PROBLEM DESCRIPTION:
List each line of the data that holds the string "شناسه", please.

RECORDS SUPPLIED:
▼

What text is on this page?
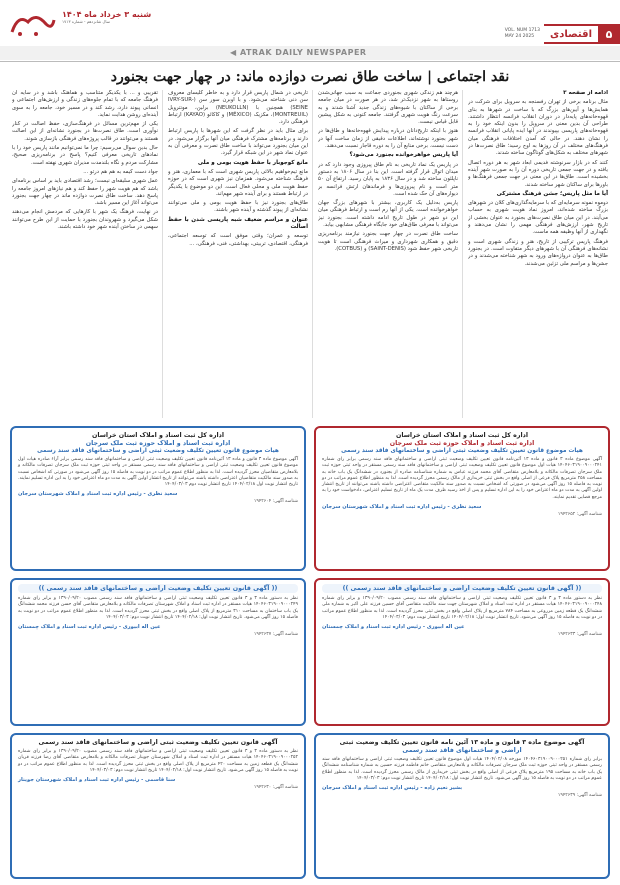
شنبه ۳ خرداد ماه ۱۴۰۴
سال شانزدهم - شماره ۱۷۱۳
VOL. NUM 1713
MAY 24 2025	اقتصادی	۵
◀ ATRAK DAILY NEWSPAPER
نقد اجتماعی | ساخت طاق نصرت دوازده ماند: در چهار جهت بجنورد

ادامه از صفحه ۳

مثال برنامه برخی از تهران رفسنجه به سرویل برای شرکت در همایش‌ها و آیین‌های بزرگ که با ساخت در شهرها به بنای قهوه‌خانه‌های پایه‌دار در دوران انقلاب فرانسه انتظار داشتند. طراحی آن بدین معنی در سرویل را بدون اینکه خود را به قهوه‌خانه‌های پاریسی بپیوندند در آنها ایده پایانی انقلاب فرانسه را نشان دهند. در حالی که آمدن اختلافات فرهنگی میان فرهنگ‌های مختلف در آن روزها به اوج رسید؛ طاق نصرت‌ها در شهرهای مختلف به شکل‌های گوناگون ساخته شدند.

کنند که در بازار سرنوشته فدیمی ابعاد شهر به هر دوره اتصال یافته و در جهت جمعی تاریخی دوره آن را به صورت شهر آینده بخشیده است. طاق‌ها در این معنی در جهت جمعی فرهنگ‌ها و باورها برای ساکنان شهر ساخته شدند.

آیا ما مثل پاریس؛ جشن فرهنگ مشترکی

دو‌موه نمونه سرمایه‌ای که با سرمایه‌گذاری‌های کلان در شهرهای بزرگ ساخته شده‌اند، امروز نماد هویت شهری به حساب می‌آیند. در این میان طاق نصرت‌های بجنورد به عنوان بخشی از تاریخ شهر، ارزش‌های فرهنگی مهمی را نشان می‌دهند و نگهداری از آنها وظیفه همه ماست.

فرهنگ پاریس ترکیبی از تاریخ، هنر و زندگی شهری است و نشانه‌های فرهنگی آن با شهرهای دیگر متفاوت است. در بجنورد طاق‌ها به عنوان دروازه‌های ورود به شهر شناخته می‌شدند و در جشن‌ها و مراسم ملی تزئین می‌شدند.

هرچند هم زندگی شهری بجنوردی جماعت به سبب جهانی‌شدن روستاها به شهر نزدیک‌تر شد، در هر صورت در میان جامعه برخی از ساکنان با شیوه‌های زندگی جدید آشنا شدند و به سرعت رنگ هویت شهری گرفتند. جامعه کنونی به شکل پیشین قابل قیاس نیست.

هنوز با اینکه تاریخ‌دانان درباره پیدایش قهوه‌خانه‌ها و طاق‌ها در شهر بجنورد نوشته‌اند، اطلاعات دقیقی از زمان ساخت آنها در دست نیست. برخی منابع آن را به دوره قاجار نسبت می‌دهند.

آیا پاریس خواهرخوانده بجنورد می‌شود؟

در پاریس یک نماد تاریخی به نام طاق پیروزی وجود دارد که در میدان اتوال قرار گرفته است. این بنا در سال ۱۸۰۶ به دستور ناپلئون ساخته شد و در سال ۱۸۳۶ به پایان رسید. ارتفاع آن ۵۰ متر است و نام پیروزی‌ها و فرماندهان ارتش فرانسه بر دیواره‌های آن حک شده است.

پاریس به‌دلیل یک کاربری، بیشتر با شهرهای بزرگ جهان خواهرخوانده است. یکی از آنها رم است و ارتباط فرهنگی میان این دو شهر در طول تاریخ ادامه داشته است. بجنورد نیز می‌تواند با معرفی طاق‌های خود جایگاه فرهنگی مشابهی بیابد.

ساخت طاق نصرت در چهار جهت بجنورد نیازمند برنامه‌ریزی دقیق و همکاری شهرداری و میراث فرهنگی است تا هویت تاریخی شهر حفظ شود (SAINT-DENIS) و (COTBUS).

تاریخی در شمال پاریس قرار دارد و به خاطر کلیسای معروف سن دنی شناخته می‌شود. و با اوبرن سور سن (IVRY-SUR-SEINE) همچنین با (NEUKOLLN) برلین، مونترویل (MONTREUIL)، مکزیک (MÉXICO) و کاکائو (KAYAO) ارتباط فرهنگی دارد.

برای مثال باید در نظر گرفت که این شهرها با پاریس ارتباط دارند و برنامه‌های مشترک فرهنگی میان آنها برگزار می‌شود. در این میان بجنورد می‌تواند با ساخت طاق نصرت و معرفی آن به عنوان نماد شهر در این شبکه قرار گیرد.

مانع کوجوبار با حفظ هویت بومی و ملی

مانع تیم‌خواهیم بالائی پاریس شهری است که با معماری، هنر و فرهنگ شناخته می‌شود. همزمان نیز شهری است که در حوزه حفظ هویت ملی و محلی فعال است. این دو موضوع با یکدیگر در ارتباط هستند و برای آینده شهر مهم‌اند.

طاق‌های بجنورد نیز با حفظ هویت بومی و ملی می‌توانند نشانه‌ای از پیوند گذشته و آینده شهر باشند.

عنوان و مراسم ضعیف شبه پاریسی شدن با حفظ اصالت

توسعه و عمران؛ وقتی موفق است که توسعه اجتماعی، فرهنگی، اقتصادی، تربیتی، بهداشتی، فنی، فرهنگی، ...

تقریبی و ... با یکدیگر متناسب و هماهنگ باشد و در سایه آن فرهنگ جامعه که با تمام جلوه‌های زندگی و ارزش‌های اجتماعی و انسانی پیوند دارد، رشد کند و در مسیر خود، جامعه را به سوی آینده‌ای روشن هدایت نماید.

یکی از مهم‌ترین مسائل در فرهنگ‌سازی، حفظ اصالت در کنار نوآوری است. طاق نصرت‌ها در بجنورد نشانه‌ای از این اصالت هستند و می‌توانند در قالب پروژه‌های فرهنگی بازسازی شوند.

حال بدین سوال می‌رسیم: چرا ما نمی‌توانیم مانند پاریس خود را با نمادهای تاریخی معرفی کنیم؟ پاسخ در برنامه‌ریزی صحیح، مشارکت مردم و نگاه بلندمدت مدیران شهری نهفته است.

جواد دست کیمه به هم هم درتو ...

عمل شهری سلیقه‌ای نیست؛ رشد اقتصادی باید بر اساس برنامه‌ای باشد که هم هویت شهر را حفظ کند و هم نیازهای امروز جامعه را پاسخ دهد. ساخت طاق نصرت دوازده ماند در چهار جهت بجنورد می‌تواند آغاز این مسیر باشد.

در نهایت، فرهنگ یک شهر با کارهایی که مردمش انجام می‌دهند شکل می‌گیرد و شهروندان بجنورد با حمایت از این طرح می‌توانند سهمی در ساختن آینده شهر خود داشته باشند.

اداره کل ثبت اسناد و املاک استان خراسان
اداره ثبت اسناد و املاک حوزه ثبت ملک سرجان
هیات موضوع قانون تعیین تکلیف وضعیت ثبتی اراضی و ساختمانهای فاقد سند رسمی
آگهی موضوع ماده ۳ قانون و ماده ۱۳ آئین‌نامه قانون تعیین تکلیف وضعیت ثبتی اراضی و ساختمانهای فاقد سند رسمی برابر رای شماره ۱۴۰۴۶۰۳۱۹۰۰۹۰۰۰۲۴۱ هیات اول موضوع قانون تعیین تکلیف وضعیت ثبتی اراضی و ساختمانهای فاقد سند رسمی مستقر در واحد ثبتی حوزه ثبت ملک سرجان تصرفات مالکانه و بلامعارض متقاضی آقای محمد فرزند عباس به شماره شناسنامه صادره از بجنورد در ششدانگ یک باب خانه به مساحت ۲۵۸ مترمربع پلاک فرعی از اصلی واقع در بخش ثبتی خریداری از مالک رسمی محرز گردیده است. لذا به منظور اطلاع عموم مراتب در دو نوبت به فاصله ۱۵ روز آگهی می‌شود در صورتی که اشخاص نسبت به صدور سند مالکیت متقاضی اعتراضی داشته باشند می‌توانند از تاریخ انتشار اولین آگهی به مدت دو ماه اعتراض خود را به این اداره تسلیم و پس از اخذ رسید ظرف مدت یک ماه از تاریخ تسلیم اعتراض، دادخواست خود را به مرجع قضایی تقدیم نمایند.
سعید نظری - رئیس اداره ثبت اسناد و املاک شهرستان سرجان
شناسه آگهی: ۱۹۴۲۶۵۲
اداره کل ثبت اسناد و املاک استان خراسان
اداره ثبت اسناد و املاک حوزه ثبت ملک سرجان
هیات موضوع قانون تعیین تکلیف وضعیت ثبتی اراضی و ساختمانهای فاقد سند رسمی
آگهی موضوع ماده ۳ قانون و ماده ۱۳ آئین‌نامه قانون تعیین تکلیف وضعیت ثبتی اراضی و ساختمانهای فاقد سند رسمی برابر آراء صادره هیات اول موضوع قانون تعیین تکلیف وضعیت ثبتی اراضی و ساختمانهای فاقد سند رسمی مستقر در واحد ثبتی حوزه ثبت ملک سرجان تصرفات مالکانه و بلامعارض متقاضیان محرز گردیده است. لذا به منظور اطلاع عموم مراتب در دو نوبت به فاصله ۱۵ روز آگهی می‌شود در صورتی که اشخاص نسبت به صدور سند مالکیت متقاضیان اعتراضی داشته باشند می‌توانند از تاریخ انتشار اولین آگهی به مدت دو ماه اعتراض خود را به این اداره تسلیم نمایند. تاریخ انتشار نوبت اول ۱۴۰۴/۰۲/۱۸ تاریخ انتشار نوبت دوم ۱۴۰۴/۰۳/۰۳
سعید نظری - رئیس اداره ثبت اسناد و املاک شهرستان سرجان
شناسه آگهی: ۱۹۴۲۶۰۴
(( آگهی قانون تعیین تکلیف وضعیت اراضی و ساختمانهای فاقد سند رسمی ))
نظر به دستور ماده ۳ و ۳ قانون تعیین تکلیف وضعیت ثبتی اراضی و ساختمانهای فاقد سند رسمی مصوب ۱۳۹۰/۰۹/۲۰ و برابر رای شماره ۱۴۰۴۶۰۳۱۹۰۰۹۰۰۰۲۴۸ هیات مستقر در اداره ثبت اسناد و املاک شهرستان جهت سند مالکیت متقاضی آقای حسین فرزند علی اکبر به شماره ملی ششدانگ یک قطعه زمین مزروعی به مساحت ۷۸۴ مترمربع از پلاک اصلی واقع در بخش ثبتی محرز گردیده است. لذا به منظور اطلاع عموم مراتب در دو نوبت به فاصله ۱۵ روز آگهی می‌شود. تاریخ انتشار نوبت اول: ۱۴۰۴/۰۲/۱۸ تاریخ انتشار نوبت دوم: ۱۴۰۴/۰۳/۰۳
عین اله ابیوری - رئیس اداره ثبت اسناد و املاک چمستان
شناسه آگهی: ۱۹۴۲۶۳۳
(( آگهی قانون تعیین تکلیف وضعیت اراضی و ساختمانهای فاقد سند رسمی ))
نظر به دستور ماده ۳ و ۳ قانون تعیین تکلیف وضعیت ثبتی اراضی و ساختمانهای فاقد سند رسمی مصوب ۱۳۹۰/۰۹/۲۰ و برابر رای شماره ۱۴۰۴۶۰۳۱۹۰۰۹۰۰۰۲۴۹ هیات مستقر در اداره ثبت اسناد و املاک شهرستان تصرفات مالکانه و بلامعارض متقاضی آقای حسن فرزند محمد ششدانگ یک باب ساختمان به مساحت ۳۱۰ مترمربع از پلاک اصلی واقع در بخش ثبتی محرز گردیده است. لذا به منظور اطلاع عموم مراتب در دو نوبت به فاصله ۱۵ روز آگهی می‌شود. تاریخ انتشار نوبت اول: ۱۴۰۴/۰۲/۱۸ تاریخ انتشار نوبت دوم: ۱۴۰۴/۰۳/۰۳
عین اله ابیوری - رئیس اداره ثبت اسناد و املاک چمستان
شناسه آگهی: ۱۹۴۲۶۳۷
آگهی موضوع ماده ۳ قانون و ماده ۱۳ آئین نامه قانون تعیین تکلیف وضعیت ثبتی
اراضی و ساختمانهای فاقد سند رسمی
برابر رای شماره ۱۴۰۴۶۰۳۱۹۰۰۹۰۰۰۲۵۱ مورخه ۱۴۰۴/۰۲/۰۸ هیات اول موضوع قانون تعیین تکلیف وضعیت ثبتی اراضی و ساختمانهای فاقد سند رسمی مستقر در واحد ثبتی حوزه ثبت ملک سرجان تصرفات مالکانه و بلامعارض متقاضی خانم فاطمه فرزند حسین به شماره شناسنامه ششدانگ یک باب خانه به مساحت ۱۹۵ مترمربع پلاک فرعی از اصلی واقع در بخش ثبتی خریداری از مالک رسمی محرز گردیده است. لذا به منظور اطلاع عموم مراتب در دو نوبت به فاصله ۱۵ روز آگهی می‌شود. تاریخ انتشار نوبت اول: ۱۴۰۴/۰۲/۱۸ تاریخ انتشار نوبت دوم: ۱۴۰۴/۰۳/۰۳
بشیر نعیم زاده - رئیس اداره ثبت اسناد و املاک سرجان
شناسه آگهی: ۱۹۴۲۶۳۹
آگهی قانون تعیین تکلیف وضعیت ثبتی اراضی و ساختمانهای فاقد سند رسمی
نظر به دستور ماده ۳ و ۳ قانون تعیین تکلیف وضعیت ثبتی اراضی و ساختمانهای فاقد سند رسمی مصوب ۱۳۹۰/۰۹/۲۰ و برابر رای شماره ۱۴۰۴۶۰۳۱۹۰۰۹۰۰۰۲۵۲ هیات مستقر در اداره ثبت اسناد و املاک شهرستان جوینار تصرفات مالکانه و بلامعارض متقاضی آقای رضا فرزند قربان ششدانگ یک قطعه زمین به مساحت ۴۲۰ مترمربع از پلاک اصلی واقع در بخش ثبتی محرز گردیده است. لذا به منظور اطلاع عموم مراتب در دو نوبت به فاصله ۱۵ روز آگهی می‌شود. تاریخ انتشار نوبت اول: ۱۴۰۴/۰۲/۱۸ تاریخ انتشار نوبت دوم: ۱۴۰۴/۰۳/۰۳
سنا قاسمی - رئیس اداره ثبت اسناد و املاک شهرستان جوینار
شناسه آگهی: ۱۹۴۲۶۳۰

▲

REPLY TO THE EXERCISE:
شناسه آگهی: ۱۹۴۲۶۵۲
شناسه آگهی: ۱۹۴۲۶۰۴
شناسه آگهی: ۱۹۴۲۶۳۳
شناسه آگهی: ۱۹۴۲۶۳۷
شناسه آگهی: ۱۹۴۲۶۳۹
شناسه آگهی: ۱۹۴۲۶۳۰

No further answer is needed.